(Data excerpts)

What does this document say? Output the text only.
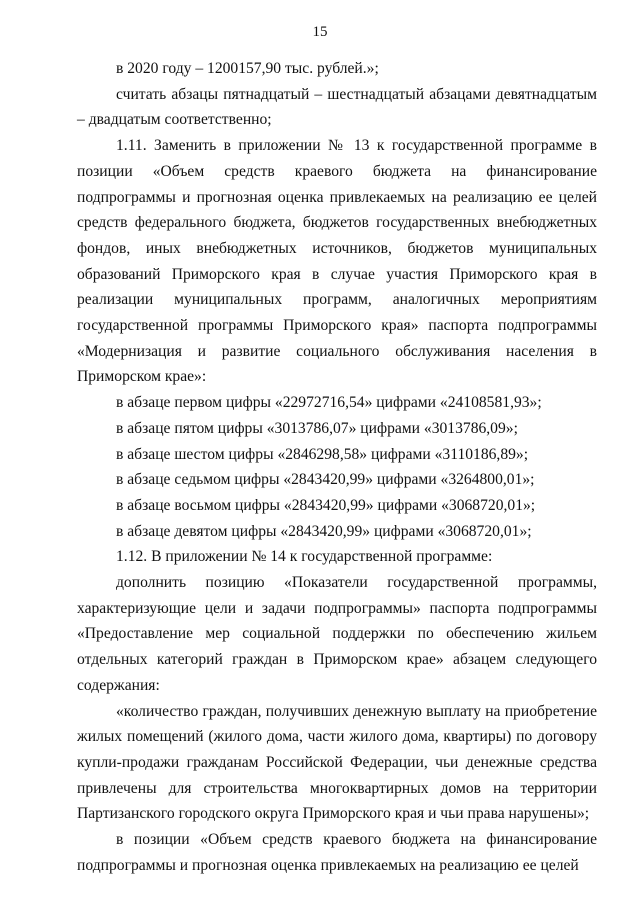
15

в 2020 году – 1200157,90 тыс. рублей.»;

считать абзацы пятнадцатый – шестнадцатый абзацами девятнадцатым – двадцатым соответственно;

1.11. Заменить в приложении № 13 к государственной программе в позиции «Объем средств краевого бюджета на финансирование подпрограммы и прогнозная оценка привлекаемых на реализацию ее целей средств федерального бюджета, бюджетов государственных внебюджетных фондов, иных внебюджетных источников, бюджетов муниципальных образований Приморского края в случае участия Приморского края в реализации муниципальных программ, аналогичных мероприятиям государственной программы Приморского края» паспорта подпрограммы «Модернизация и развитие социального обслуживания населения в Приморском крае»:

в абзаце первом цифры «22972716,54» цифрами «24108581,93»;

в абзаце пятом цифры «3013786,07» цифрами «3013786,09»;

в абзаце шестом цифры «2846298,58» цифрами «3110186,89»;

в абзаце седьмом цифры «2843420,99» цифрами «3264800,01»;

в абзаце восьмом цифры «2843420,99» цифрами «3068720,01»;

в абзаце девятом цифры «2843420,99» цифрами «3068720,01»;

1.12. В приложении № 14 к государственной программе:

дополнить позицию «Показатели государственной программы, характеризующие цели и задачи подпрограммы» паспорта подпрограммы «Предоставление мер социальной поддержки по обеспечению жильем отдельных категорий граждан в Приморском крае» абзацем следующего содержания:

«количество граждан, получивших денежную выплату на приобретение жилых помещений (жилого дома, части жилого дома, квартиры) по договору купли-продажи гражданам Российской Федерации, чьи денежные средства привлечены для строительства многоквартирных домов на территории Партизанского городского округа Приморского края и чьи права нарушены»;

в позиции «Объем средств краевого бюджета на финансирование подпрограммы и прогнозная оценка привлекаемых на реализацию ее целей
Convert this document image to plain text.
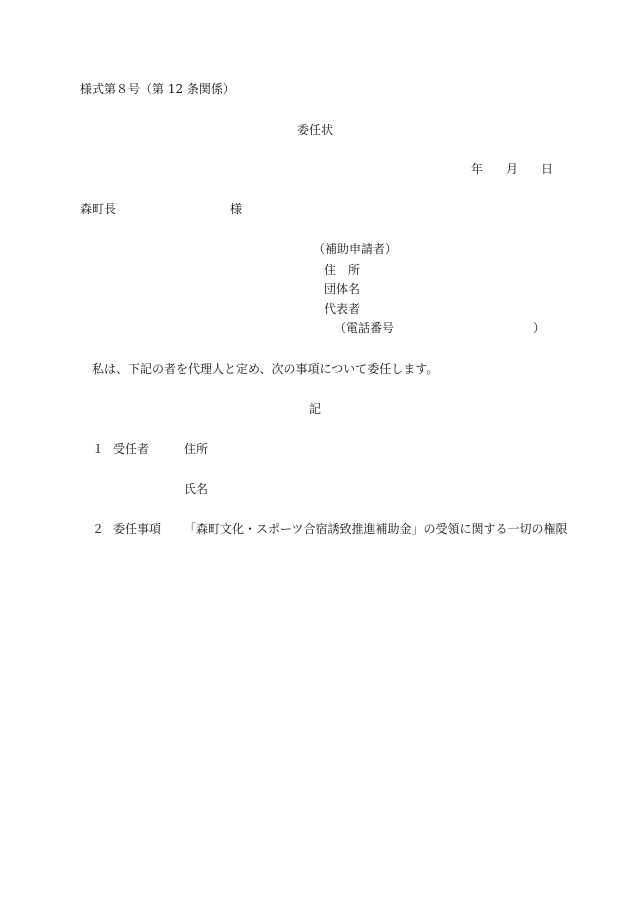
様式第８号（第 12 条関係）
委任状
年 月 日
森町長	様
（補助申請者）
住　所
団体名
代表者
（電話番号	）
私は、下記の者を代理人と定め、次の事項について委任します。
記
１ 受任者	住所
氏名
２ 委任事項 「森町文化・スポーツ合宿誘致推進補助金」の受領に関する一切の権限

- What is required: Take the lines from the one that contains "Convert this document image to plain text." down to the last line of the listing above, both included, and set them down exactly, leaving out pictures.

- Exercise output:
Convert this document image to plain text.
様式第８号（第 12 条関係）
委任状
年 月 日
森町長	様
（補助申請者）
住　所
団体名
代表者
（電話番号	）
私は、下記の者を代理人と定め、次の事項について委任します。
記
１ 受任者	住所
氏名
２ 委任事項 「森町文化・スポーツ合宿誘致推進補助金」の受領に関する一切の権限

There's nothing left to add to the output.